WHAT YOU HAVE TO DO:
Reply only with how many lines contain the word "kind".

MATERIAL:

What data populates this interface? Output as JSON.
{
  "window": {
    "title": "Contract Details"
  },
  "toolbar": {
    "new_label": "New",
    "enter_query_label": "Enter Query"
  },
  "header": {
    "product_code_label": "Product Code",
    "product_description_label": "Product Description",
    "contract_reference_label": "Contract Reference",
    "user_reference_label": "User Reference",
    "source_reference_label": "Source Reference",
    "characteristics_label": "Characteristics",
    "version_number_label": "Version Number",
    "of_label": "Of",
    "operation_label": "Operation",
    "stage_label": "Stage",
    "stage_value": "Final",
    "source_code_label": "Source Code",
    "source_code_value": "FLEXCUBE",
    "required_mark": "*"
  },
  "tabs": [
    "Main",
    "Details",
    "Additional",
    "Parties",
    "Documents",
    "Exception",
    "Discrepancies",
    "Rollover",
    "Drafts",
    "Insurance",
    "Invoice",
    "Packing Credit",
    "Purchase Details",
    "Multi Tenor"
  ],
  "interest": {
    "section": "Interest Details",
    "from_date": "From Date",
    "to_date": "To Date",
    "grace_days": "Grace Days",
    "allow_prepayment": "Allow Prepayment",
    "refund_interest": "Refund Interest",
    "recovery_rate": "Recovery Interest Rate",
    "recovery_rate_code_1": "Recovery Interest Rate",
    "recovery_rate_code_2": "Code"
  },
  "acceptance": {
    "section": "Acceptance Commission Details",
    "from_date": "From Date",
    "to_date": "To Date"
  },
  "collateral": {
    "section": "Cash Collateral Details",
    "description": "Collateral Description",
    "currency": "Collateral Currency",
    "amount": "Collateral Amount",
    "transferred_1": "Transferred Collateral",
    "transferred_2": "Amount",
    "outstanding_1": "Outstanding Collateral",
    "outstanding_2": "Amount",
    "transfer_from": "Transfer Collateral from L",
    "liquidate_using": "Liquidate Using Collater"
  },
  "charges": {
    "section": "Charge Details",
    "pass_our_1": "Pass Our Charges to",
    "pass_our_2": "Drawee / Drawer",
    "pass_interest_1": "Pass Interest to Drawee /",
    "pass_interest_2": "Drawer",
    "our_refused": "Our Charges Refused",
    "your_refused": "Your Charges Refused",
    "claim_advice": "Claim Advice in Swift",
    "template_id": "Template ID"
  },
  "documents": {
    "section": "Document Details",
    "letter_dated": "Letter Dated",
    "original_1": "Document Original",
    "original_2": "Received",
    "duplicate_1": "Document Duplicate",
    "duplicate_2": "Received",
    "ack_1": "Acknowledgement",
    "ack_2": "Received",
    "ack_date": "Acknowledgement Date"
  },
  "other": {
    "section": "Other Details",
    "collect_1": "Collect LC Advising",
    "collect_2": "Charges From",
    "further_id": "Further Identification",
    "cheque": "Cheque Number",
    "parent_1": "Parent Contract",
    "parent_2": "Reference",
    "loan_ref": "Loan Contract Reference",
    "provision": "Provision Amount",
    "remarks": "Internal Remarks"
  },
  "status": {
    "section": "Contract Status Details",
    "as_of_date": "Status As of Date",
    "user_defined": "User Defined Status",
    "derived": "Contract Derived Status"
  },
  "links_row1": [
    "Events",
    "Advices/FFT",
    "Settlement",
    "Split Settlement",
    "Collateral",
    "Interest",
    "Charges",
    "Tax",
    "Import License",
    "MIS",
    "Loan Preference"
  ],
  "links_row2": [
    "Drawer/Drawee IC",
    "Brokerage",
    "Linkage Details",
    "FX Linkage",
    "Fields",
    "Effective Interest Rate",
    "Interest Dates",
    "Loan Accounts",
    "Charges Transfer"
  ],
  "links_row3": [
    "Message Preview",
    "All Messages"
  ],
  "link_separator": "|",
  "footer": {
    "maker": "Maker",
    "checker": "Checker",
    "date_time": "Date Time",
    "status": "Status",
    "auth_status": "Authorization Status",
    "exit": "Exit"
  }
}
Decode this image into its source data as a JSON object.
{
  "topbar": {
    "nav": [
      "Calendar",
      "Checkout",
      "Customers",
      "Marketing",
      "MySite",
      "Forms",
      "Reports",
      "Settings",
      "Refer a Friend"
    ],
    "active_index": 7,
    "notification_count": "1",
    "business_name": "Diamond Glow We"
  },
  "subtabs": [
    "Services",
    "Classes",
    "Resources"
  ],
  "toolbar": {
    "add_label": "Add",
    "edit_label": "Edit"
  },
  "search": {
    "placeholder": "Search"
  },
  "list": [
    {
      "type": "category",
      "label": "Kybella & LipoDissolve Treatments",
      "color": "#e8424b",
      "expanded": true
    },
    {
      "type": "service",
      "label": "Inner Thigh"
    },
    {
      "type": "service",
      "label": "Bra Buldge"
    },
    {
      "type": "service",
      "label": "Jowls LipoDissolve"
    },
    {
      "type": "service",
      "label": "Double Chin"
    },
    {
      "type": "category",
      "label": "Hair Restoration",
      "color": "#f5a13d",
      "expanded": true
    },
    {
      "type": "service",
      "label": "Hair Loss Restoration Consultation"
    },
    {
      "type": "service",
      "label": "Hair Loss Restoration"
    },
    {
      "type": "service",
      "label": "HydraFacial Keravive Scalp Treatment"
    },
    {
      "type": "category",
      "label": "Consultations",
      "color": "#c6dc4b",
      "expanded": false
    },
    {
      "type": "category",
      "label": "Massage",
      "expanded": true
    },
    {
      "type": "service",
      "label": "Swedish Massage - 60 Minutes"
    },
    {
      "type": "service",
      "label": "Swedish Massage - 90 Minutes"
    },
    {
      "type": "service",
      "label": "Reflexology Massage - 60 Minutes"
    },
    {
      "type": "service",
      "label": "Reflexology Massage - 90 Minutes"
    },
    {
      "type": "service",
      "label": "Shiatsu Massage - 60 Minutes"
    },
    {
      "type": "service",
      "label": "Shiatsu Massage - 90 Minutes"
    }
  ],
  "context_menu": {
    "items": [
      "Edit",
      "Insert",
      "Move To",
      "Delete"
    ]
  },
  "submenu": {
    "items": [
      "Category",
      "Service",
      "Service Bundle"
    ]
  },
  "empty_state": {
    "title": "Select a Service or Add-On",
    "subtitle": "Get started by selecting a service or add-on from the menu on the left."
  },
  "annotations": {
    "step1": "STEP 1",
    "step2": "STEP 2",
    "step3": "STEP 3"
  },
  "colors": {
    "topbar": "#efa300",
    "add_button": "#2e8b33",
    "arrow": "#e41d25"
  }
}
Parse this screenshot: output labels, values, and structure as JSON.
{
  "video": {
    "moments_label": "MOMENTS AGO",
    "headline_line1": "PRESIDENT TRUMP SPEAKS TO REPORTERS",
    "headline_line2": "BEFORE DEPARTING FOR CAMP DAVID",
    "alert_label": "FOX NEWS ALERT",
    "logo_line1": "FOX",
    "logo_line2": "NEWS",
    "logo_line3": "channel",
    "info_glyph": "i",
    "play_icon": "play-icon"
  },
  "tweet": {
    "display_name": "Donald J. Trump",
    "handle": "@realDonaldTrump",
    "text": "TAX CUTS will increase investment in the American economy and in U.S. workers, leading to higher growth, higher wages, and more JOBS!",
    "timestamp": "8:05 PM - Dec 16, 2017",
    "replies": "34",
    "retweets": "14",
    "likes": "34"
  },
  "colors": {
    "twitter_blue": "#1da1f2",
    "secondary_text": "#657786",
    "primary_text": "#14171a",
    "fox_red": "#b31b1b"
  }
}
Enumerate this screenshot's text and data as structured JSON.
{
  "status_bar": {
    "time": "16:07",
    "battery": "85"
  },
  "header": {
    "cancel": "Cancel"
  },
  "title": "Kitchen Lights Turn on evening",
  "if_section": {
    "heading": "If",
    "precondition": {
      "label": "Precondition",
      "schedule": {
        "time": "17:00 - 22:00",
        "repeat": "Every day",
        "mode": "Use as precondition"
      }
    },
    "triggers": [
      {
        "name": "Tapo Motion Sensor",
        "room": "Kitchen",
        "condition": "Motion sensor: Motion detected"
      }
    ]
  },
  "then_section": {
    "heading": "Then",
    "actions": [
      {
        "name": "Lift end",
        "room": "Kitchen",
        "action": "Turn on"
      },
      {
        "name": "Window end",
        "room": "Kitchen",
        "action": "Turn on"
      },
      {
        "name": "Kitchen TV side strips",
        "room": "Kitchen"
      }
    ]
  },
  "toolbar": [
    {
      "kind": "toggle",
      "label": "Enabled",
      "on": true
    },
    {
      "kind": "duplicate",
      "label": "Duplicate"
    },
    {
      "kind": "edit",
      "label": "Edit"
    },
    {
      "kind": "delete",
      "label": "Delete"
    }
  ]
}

TASK RESPONSE:
4